Repeat all of the material exactly as given.

Figure data in JSON
********
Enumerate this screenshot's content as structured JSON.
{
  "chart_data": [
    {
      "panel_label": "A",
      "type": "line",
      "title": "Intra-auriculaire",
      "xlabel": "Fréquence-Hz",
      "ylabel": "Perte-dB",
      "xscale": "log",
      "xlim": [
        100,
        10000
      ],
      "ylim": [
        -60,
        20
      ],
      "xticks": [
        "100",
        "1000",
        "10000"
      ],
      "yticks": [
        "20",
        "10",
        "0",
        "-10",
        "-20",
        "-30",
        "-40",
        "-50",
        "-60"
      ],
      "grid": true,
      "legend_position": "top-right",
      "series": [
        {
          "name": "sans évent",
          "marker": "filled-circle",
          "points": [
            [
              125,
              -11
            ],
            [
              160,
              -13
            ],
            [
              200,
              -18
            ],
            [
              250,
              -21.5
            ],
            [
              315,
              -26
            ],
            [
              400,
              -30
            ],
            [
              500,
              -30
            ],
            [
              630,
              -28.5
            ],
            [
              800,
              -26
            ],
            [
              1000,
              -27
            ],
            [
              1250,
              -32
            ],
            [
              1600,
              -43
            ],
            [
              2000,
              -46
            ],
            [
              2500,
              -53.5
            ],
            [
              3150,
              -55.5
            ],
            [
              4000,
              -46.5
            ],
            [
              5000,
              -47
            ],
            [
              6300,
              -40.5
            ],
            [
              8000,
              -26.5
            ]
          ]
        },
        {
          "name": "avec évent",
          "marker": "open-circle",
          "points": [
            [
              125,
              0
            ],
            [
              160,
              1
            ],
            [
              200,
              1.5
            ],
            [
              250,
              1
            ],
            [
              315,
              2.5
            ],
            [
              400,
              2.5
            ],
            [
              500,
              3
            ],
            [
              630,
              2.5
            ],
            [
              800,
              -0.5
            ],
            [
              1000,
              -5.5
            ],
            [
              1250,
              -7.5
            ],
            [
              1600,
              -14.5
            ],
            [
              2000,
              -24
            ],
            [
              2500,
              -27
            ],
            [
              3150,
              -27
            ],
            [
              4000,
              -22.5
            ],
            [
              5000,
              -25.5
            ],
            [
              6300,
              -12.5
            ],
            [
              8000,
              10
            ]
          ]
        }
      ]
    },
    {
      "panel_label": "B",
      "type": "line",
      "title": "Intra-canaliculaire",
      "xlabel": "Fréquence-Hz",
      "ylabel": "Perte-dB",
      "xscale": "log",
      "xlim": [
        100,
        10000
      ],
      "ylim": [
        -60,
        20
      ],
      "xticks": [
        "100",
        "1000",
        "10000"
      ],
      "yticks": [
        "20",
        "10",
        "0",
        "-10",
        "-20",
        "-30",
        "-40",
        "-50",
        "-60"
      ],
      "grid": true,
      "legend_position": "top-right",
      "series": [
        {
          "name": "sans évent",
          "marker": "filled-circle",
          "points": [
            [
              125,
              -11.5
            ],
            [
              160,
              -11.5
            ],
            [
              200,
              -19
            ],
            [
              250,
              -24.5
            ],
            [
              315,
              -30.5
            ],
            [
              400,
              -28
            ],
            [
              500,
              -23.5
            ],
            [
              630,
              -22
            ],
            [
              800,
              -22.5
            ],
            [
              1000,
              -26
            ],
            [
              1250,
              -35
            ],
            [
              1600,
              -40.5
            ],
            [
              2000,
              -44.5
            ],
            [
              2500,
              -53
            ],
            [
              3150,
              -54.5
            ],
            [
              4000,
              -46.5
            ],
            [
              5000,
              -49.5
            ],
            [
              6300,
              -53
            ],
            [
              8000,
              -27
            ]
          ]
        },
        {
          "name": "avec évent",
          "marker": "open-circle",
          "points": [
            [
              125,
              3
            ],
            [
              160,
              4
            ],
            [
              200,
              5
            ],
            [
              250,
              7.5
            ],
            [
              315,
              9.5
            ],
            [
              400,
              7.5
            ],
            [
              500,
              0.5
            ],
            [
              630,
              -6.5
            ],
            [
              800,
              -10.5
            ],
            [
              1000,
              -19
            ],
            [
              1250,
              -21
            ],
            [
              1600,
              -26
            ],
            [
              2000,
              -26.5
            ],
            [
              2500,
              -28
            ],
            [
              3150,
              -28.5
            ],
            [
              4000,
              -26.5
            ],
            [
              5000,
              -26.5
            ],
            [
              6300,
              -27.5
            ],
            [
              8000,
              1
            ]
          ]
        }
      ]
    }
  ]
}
********
## The completed task
Enumerate this screenshot's content as structured JSON.
{
  "chart_data": [
    {
      "panel_label": "A",
      "type": "line",
      "title": "Intra-auriculaire",
      "xlabel": "Fréquence-Hz",
      "ylabel": "Perte-dB",
      "xscale": "log",
      "xlim": [
        100,
        10000
      ],
      "ylim": [
        -60,
        20
      ],
      "xticks": [
        "100",
        "1000",
        "10000"
      ],
      "yticks": [
        "20",
        "10",
        "0",
        "-10",
        "-20",
        "-30",
        "-40",
        "-50",
        "-60"
      ],
      "grid": true,
      "legend_position": "top-right",
      "series": [
        {
          "name": "sans évent",
          "marker": "filled-circle",
          "points": [
            [
              125,
              -11
            ],
            [
              160,
              -13
            ],
            [
              200,
              -18
            ],
            [
              250,
              -21.5
            ],
            [
              315,
              -26
            ],
            [
              400,
              -30
            ],
            [
              500,
              -30
            ],
            [
              630,
              -28.5
            ],
            [
              800,
              -26
            ],
            [
              1000,
              -27
            ],
            [
              1250,
              -32
            ],
            [
              1600,
              -43
            ],
            [
              2000,
              -46
            ],
            [
              2500,
              -53.5
            ],
            [
              3150,
              -55.5
            ],
            [
              4000,
              -46.5
            ],
            [
              5000,
              -47
            ],
            [
              6300,
              -40.5
            ],
            [
              8000,
              -26.5
            ]
          ]
        },
        {
          "name": "avec évent",
          "marker": "open-circle",
          "points": [
            [
              125,
              0
            ],
            [
              160,
              1
            ],
            [
              200,
              1.5
            ],
            [
              250,
              1
            ],
            [
              315,
              2.5
            ],
            [
              400,
              2.5
            ],
            [
              500,
              3
            ],
            [
              630,
              2.5
            ],
            [
              800,
              -0.5
            ],
            [
              1000,
              -5.5
            ],
            [
              1250,
              -7.5
            ],
            [
              1600,
              -14.5
            ],
            [
              2000,
              -24
            ],
            [
              2500,
              -27
            ],
            [
              3150,
              -27
            ],
            [
              4000,
              -22.5
            ],
            [
              5000,
              -25.5
            ],
            [
              6300,
              -12.5
            ],
            [
              8000,
              10
            ]
          ]
        }
      ]
    },
    {
      "panel_label": "B",
      "type": "line",
      "title": "Intra-canaliculaire",
      "xlabel": "Fréquence-Hz",
      "ylabel": "Perte-dB",
      "xscale": "log",
      "xlim": [
        100,
        10000
      ],
      "ylim": [
        -60,
        20
      ],
      "xticks": [
        "100",
        "1000",
        "10000"
      ],
      "yticks": [
        "20",
        "10",
        "0",
        "-10",
        "-20",
        "-30",
        "-40",
        "-50",
        "-60"
      ],
      "grid": true,
      "legend_position": "top-right",
      "series": [
        {
          "name": "sans évent",
          "marker": "filled-circle",
          "points": [
            [
              125,
              -11.5
            ],
            [
              160,
              -11.5
            ],
            [
              200,
              -19
            ],
            [
              250,
              -24.5
            ],
            [
              315,
              -30.5
            ],
            [
              400,
              -28
            ],
            [
              500,
              -23.5
            ],
            [
              630,
              -22
            ],
            [
              800,
              -22.5
            ],
            [
              1000,
              -26
            ],
            [
              1250,
              -35
            ],
            [
              1600,
              -40.5
            ],
            [
              2000,
              -44.5
            ],
            [
              2500,
              -53
            ],
            [
              3150,
              -54.5
            ],
            [
              4000,
              -46.5
            ],
            [
              5000,
              -49.5
            ],
            [
              6300,
              -53
            ],
            [
              8000,
              -27
            ]
          ]
        },
        {
          "name": "avec évent",
          "marker": "open-circle",
          "points": [
            [
              125,
              3
            ],
            [
              160,
              4
            ],
            [
              200,
              5
            ],
            [
              250,
              7.5
            ],
            [
              315,
              9.5
            ],
            [
              400,
              7.5
            ],
            [
              500,
              0.5
            ],
            [
              630,
              -6.5
            ],
            [
              800,
              -10.5
            ],
            [
              1000,
              -19
            ],
            [
              1250,
              -21
            ],
            [
              1600,
              -26
            ],
            [
              2000,
              -26.5
            ],
            [
              2500,
              -28
            ],
            [
              3150,
              -28.5
            ],
            [
              4000,
              -26.5
            ],
            [
              5000,
              -26.5
            ],
            [
              6300,
              -27.5
            ],
            [
              8000,
              1
            ]
          ]
        }
      ]
    }
  ]
}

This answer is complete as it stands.